EXERCISE OBJECTIVE
Scan the material below for the string "osie", and copy every line where it shows up.

-- START OF GIVEN DATA --

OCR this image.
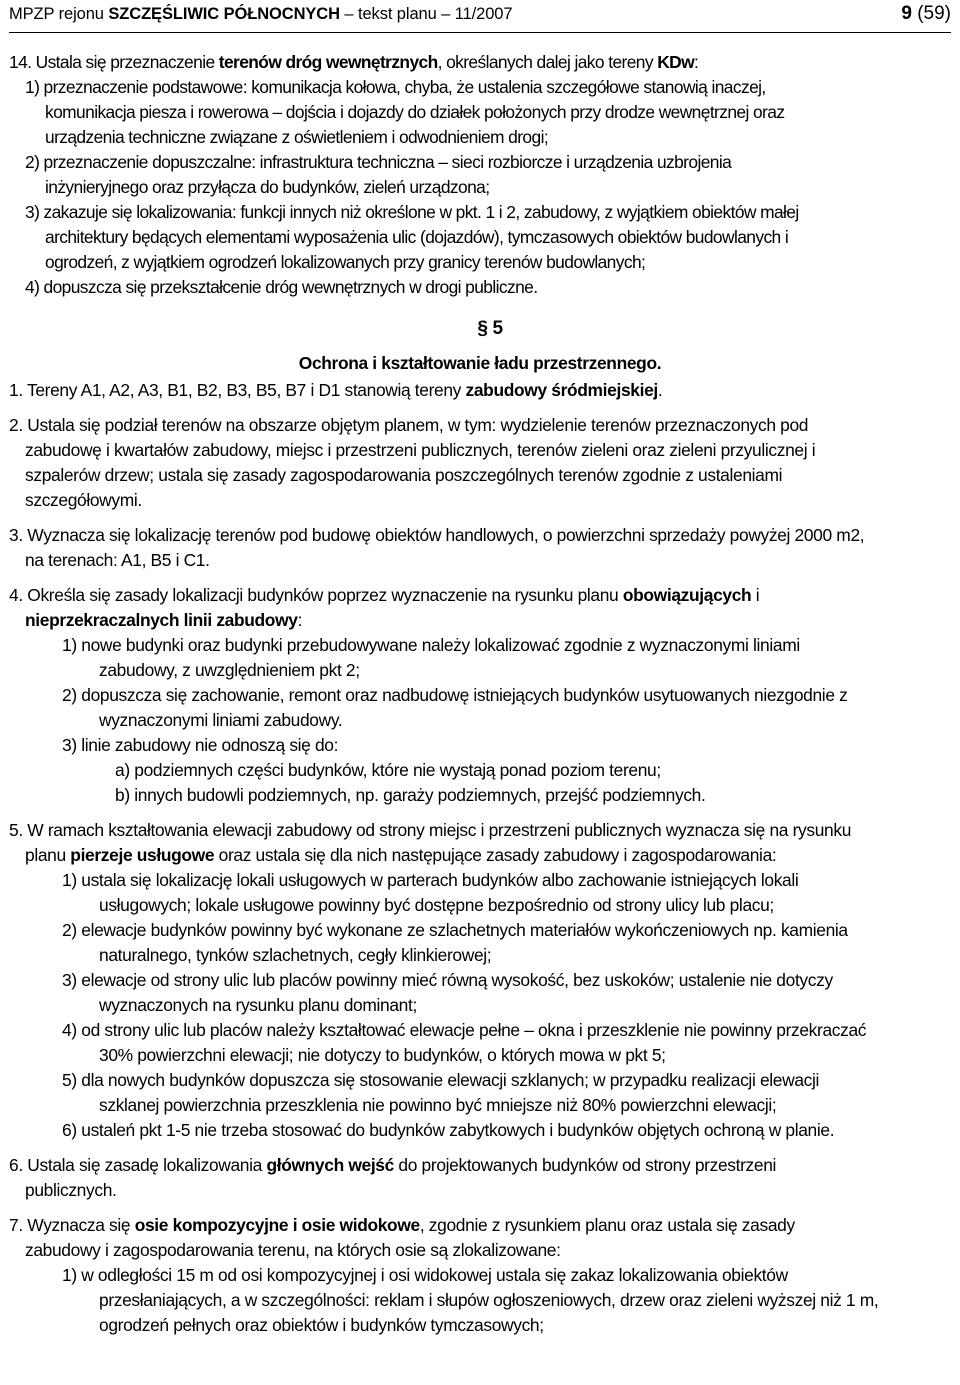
MPZP rejonu SZCZĘŚLIWIC PÓŁNOCNYCH – tekst planu – 11/2007	9 (59)

14. Ustala się przeznaczenie terenów dróg wewnętrznych, określanych dalej jako tereny KDw:

1) przeznaczenie podstawowe: komunikacja kołowa, chyba, że ustalenia szczegółowe stanowią inaczej,

komunikacja piesza i rowerowa – dojścia i dojazdy do działek położonych przy drodze wewnętrznej oraz

urządzenia techniczne związane z oświetleniem i odwodnieniem drogi;

2) przeznaczenie dopuszczalne: infrastruktura techniczna – sieci rozbiorcze i urządzenia uzbrojenia

inżynieryjnego oraz przyłącza do budynków, zieleń urządzona;

3) zakazuje się lokalizowania: funkcji innych niż określone w pkt. 1 i 2, zabudowy, z wyjątkiem obiektów małej

architektury będących elementami wyposażenia ulic (dojazdów), tymczasowych obiektów budowlanych i

ogrodzeń, z wyjątkiem ogrodzeń lokalizowanych przy granicy terenów budowlanych;

4) dopuszcza się przekształcenie dróg wewnętrznych w drogi publiczne.

§ 5

Ochrona i kształtowanie ładu przestrzennego.

1. Tereny A1, A2, A3, B1, B2, B3, B5, B7 i D1 stanowią tereny zabudowy śródmiejskiej.

2. Ustala się podział terenów na obszarze objętym planem, w tym: wydzielenie terenów przeznaczonych pod

zabudowę i kwartałów zabudowy, miejsc i przestrzeni publicznych, terenów zieleni oraz zieleni przyulicznej i

szpalerów drzew; ustala się zasady zagospodarowania poszczególnych terenów zgodnie z ustaleniami

szczegółowymi.

3. Wyznacza się lokalizację terenów pod budowę obiektów handlowych, o powierzchni sprzedaży powyżej 2000 m2,

na terenach: A1, B5 i C1.

4. Określa się zasady lokalizacji budynków poprzez wyznaczenie na rysunku planu obowiązujących i

nieprzekraczalnych linii zabudowy:

1) nowe budynki oraz budynki przebudowywane należy lokalizować zgodnie z wyznaczonymi liniami

zabudowy, z uwzględnieniem pkt 2;

2) dopuszcza się zachowanie, remont oraz nadbudowę istniejących budynków usytuowanych niezgodnie z

wyznaczonymi liniami zabudowy.

3) linie zabudowy nie odnoszą się do:

a) podziemnych części budynków, które nie wystają ponad poziom terenu;

b) innych budowli podziemnych, np. garaży podziemnych, przejść podziemnych.

5. W ramach kształtowania elewacji zabudowy od strony miejsc i przestrzeni publicznych wyznacza się na rysunku

planu pierzeje usługowe oraz ustala się dla nich następujące zasady zabudowy i zagospodarowania:

1) ustala się lokalizację lokali usługowych w parterach budynków albo zachowanie istniejących lokali

usługowych; lokale usługowe powinny być dostępne bezpośrednio od strony ulicy lub placu;

2) elewacje budynków powinny być wykonane ze szlachetnych materiałów wykończeniowych np. kamienia

naturalnego, tynków szlachetnych, cegły klinkierowej;

3) elewacje od strony ulic lub placów powinny mieć równą wysokość, bez uskoków; ustalenie nie dotyczy

wyznaczonych na rysunku planu dominant;

4) od strony ulic lub placów należy kształtować elewacje pełne – okna i przeszklenie nie powinny przekraczać

30% powierzchni elewacji; nie dotyczy to budynków, o których mowa w pkt 5;

5) dla nowych budynków dopuszcza się stosowanie elewacji szklanych; w przypadku realizacji elewacji

szklanej powierzchnia przeszklenia nie powinno być mniejsze niż 80% powierzchni elewacji;

6) ustaleń pkt 1-5 nie trzeba stosować do budynków zabytkowych i budynków objętych ochroną w planie.

6. Ustala się zasadę lokalizowania głównych wejść do projektowanych budynków od strony przestrzeni

publicznych.

7. Wyznacza się osie kompozycyjne i osie widokowe, zgodnie z rysunkiem planu oraz ustala się zasady

zabudowy i zagospodarowania terenu, na których osie są zlokalizowane:

1) w odległości 15 m od osi kompozycyjnej i osi widokowej ustala się zakaz lokalizowania obiektów

przesłaniających, a w szczególności: reklam i słupów ogłoszeniowych, drzew oraz zieleni wyższej niż 1 m,

ogrodzeń pełnych oraz obiektów i budynków tymczasowych;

-- END OF GIVEN DATA --

REPLY TO THE TASK
7. Wyznacza się osie kompozycyjne i osie widokowe, zgodnie z rysunkiem planu oraz ustala się zasady
zabudowy i zagospodarowania terenu, na których osie są zlokalizowane:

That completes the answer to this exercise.